=== Working data ===
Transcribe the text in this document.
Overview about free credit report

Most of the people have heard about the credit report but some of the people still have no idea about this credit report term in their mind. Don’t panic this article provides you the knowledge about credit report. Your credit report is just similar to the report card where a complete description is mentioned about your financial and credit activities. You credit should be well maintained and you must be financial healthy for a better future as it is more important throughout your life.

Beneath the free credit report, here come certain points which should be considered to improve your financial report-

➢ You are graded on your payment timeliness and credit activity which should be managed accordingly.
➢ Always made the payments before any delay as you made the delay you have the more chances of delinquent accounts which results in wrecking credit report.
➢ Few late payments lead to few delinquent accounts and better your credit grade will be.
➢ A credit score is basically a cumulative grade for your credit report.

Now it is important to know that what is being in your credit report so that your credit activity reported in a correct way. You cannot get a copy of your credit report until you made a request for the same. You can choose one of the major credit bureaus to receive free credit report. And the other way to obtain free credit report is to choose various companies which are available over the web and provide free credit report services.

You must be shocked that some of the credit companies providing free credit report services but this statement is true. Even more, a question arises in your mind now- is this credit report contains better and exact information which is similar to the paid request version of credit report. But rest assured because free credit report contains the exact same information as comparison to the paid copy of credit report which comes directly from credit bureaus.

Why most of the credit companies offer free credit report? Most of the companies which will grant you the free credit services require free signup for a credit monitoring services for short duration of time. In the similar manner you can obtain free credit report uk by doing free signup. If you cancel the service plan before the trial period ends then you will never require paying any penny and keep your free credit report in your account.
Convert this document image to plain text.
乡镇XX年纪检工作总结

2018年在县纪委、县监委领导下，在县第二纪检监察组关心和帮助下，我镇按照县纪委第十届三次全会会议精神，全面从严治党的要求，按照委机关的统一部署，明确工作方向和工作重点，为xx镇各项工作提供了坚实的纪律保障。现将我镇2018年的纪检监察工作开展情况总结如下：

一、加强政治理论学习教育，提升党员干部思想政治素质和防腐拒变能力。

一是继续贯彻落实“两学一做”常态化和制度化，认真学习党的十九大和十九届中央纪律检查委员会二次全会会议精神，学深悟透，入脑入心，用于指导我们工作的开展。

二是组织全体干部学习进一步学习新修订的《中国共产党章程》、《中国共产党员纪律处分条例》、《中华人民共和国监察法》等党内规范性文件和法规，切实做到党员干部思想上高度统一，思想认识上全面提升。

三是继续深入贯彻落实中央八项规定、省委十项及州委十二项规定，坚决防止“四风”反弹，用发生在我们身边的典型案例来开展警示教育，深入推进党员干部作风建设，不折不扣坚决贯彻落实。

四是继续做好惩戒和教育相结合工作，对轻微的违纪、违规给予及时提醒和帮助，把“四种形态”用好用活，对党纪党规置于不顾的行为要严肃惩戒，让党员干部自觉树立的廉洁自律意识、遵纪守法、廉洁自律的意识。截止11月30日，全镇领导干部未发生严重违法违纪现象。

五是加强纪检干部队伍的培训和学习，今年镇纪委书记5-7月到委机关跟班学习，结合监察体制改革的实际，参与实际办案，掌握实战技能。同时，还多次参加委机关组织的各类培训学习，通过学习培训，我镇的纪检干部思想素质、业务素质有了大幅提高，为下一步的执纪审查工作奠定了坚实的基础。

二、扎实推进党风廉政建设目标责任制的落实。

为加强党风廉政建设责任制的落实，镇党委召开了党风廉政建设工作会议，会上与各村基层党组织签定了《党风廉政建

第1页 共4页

=== Aim ===
Print the entries exactly. Include every one.

=== Answer ===
Transcribe the text in this document.
Overview about free credit report

Most of the people have heard about the credit report but some of the people still have no idea about this credit report term in their mind. Don’t panic this article provides you the knowledge about credit report. Your credit report is just similar to the report card where a complete description is mentioned about your financial and credit activities. You credit should be well maintained and you must be financial healthy for a better future as it is more important throughout your life.

Beneath the free credit report, here come certain points which should be considered to improve your financial report-

➢ You are graded on your payment timeliness and credit activity which should be managed accordingly.
➢ Always made the payments before any delay as you made the delay you have the more chances of delinquent accounts which results in wrecking credit report.
➢ Few late payments lead to few delinquent accounts and better your credit grade will be.
➢ A credit score is basically a cumulative grade for your credit report.

Now it is important to know that what is being in your credit report so that your credit activity reported in a correct way. You cannot get a copy of your credit report until you made a request for the same. You can choose one of the major credit bureaus to receive free credit report. And the other way to obtain free credit report is to choose various companies which are available over the web and provide free credit report services.

You must be shocked that some of the credit companies providing free credit report services but this statement is true. Even more, a question arises in your mind now- is this credit report contains better and exact information which is similar to the paid request version of credit report. But rest assured because free credit report contains the exact same information as comparison to the paid copy of credit report which comes directly from credit bureaus.

Why most of the credit companies offer free credit report? Most of the companies which will grant you the free credit services require free signup for a credit monitoring services for short duration of time. In the similar manner you can obtain free credit report uk by doing free signup. If you cancel the service plan before the trial period ends then you will never require paying any penny and keep your free credit report in your account.
Convert this document image to plain text.
乡镇XX年纪检工作总结

2018年在县纪委、县监委领导下，在县第二纪检监察组关心和帮助下，我镇按照县纪委第十届三次全会会议精神，全面从严治党的要求，按照委机关的统一部署，明确工作方向和工作重点，为xx镇各项工作提供了坚实的纪律保障。现将我镇2018年的纪检监察工作开展情况总结如下：

一、加强政治理论学习教育，提升党员干部思想政治素质和防腐拒变能力。

一是继续贯彻落实“两学一做”常态化和制度化，认真学习党的十九大和十九届中央纪律检查委员会二次全会会议精神，学深悟透，入脑入心，用于指导我们工作的开展。

二是组织全体干部学习进一步学习新修订的《中国共产党章程》、《中国共产党员纪律处分条例》、《中华人民共和国监察法》等党内规范性文件和法规，切实做到党员干部思想上高度统一，思想认识上全面提升。

三是继续深入贯彻落实中央八项规定、省委十项及州委十二项规定，坚决防止“四风”反弹，用发生在我们身边的典型案例来开展警示教育，深入推进党员干部作风建设，不折不扣坚决贯彻落实。

四是继续做好惩戒和教育相结合工作，对轻微的违纪、违规给予及时提醒和帮助，把“四种形态”用好用活，对党纪党规置于不顾的行为要严肃惩戒，让党员干部自觉树立的廉洁自律意识、遵纪守法、廉洁自律的意识。截止11月30日，全镇领导干部未发生严重违法违纪现象。

五是加强纪检干部队伍的培训和学习，今年镇纪委书记5-7月到委机关跟班学习，结合监察体制改革的实际，参与实际办案，掌握实战技能。同时，还多次参加委机关组织的各类培训学习，通过学习培训，我镇的纪检干部思想素质、业务素质有了大幅提高，为下一步的执纪审查工作奠定了坚实的基础。

二、扎实推进党风廉政建设目标责任制的落实。

为加强党风廉政建设责任制的落实，镇党委召开了党风廉政建设工作会议，会上与各村基层党组织签定了《党风廉政建

第1页 共4页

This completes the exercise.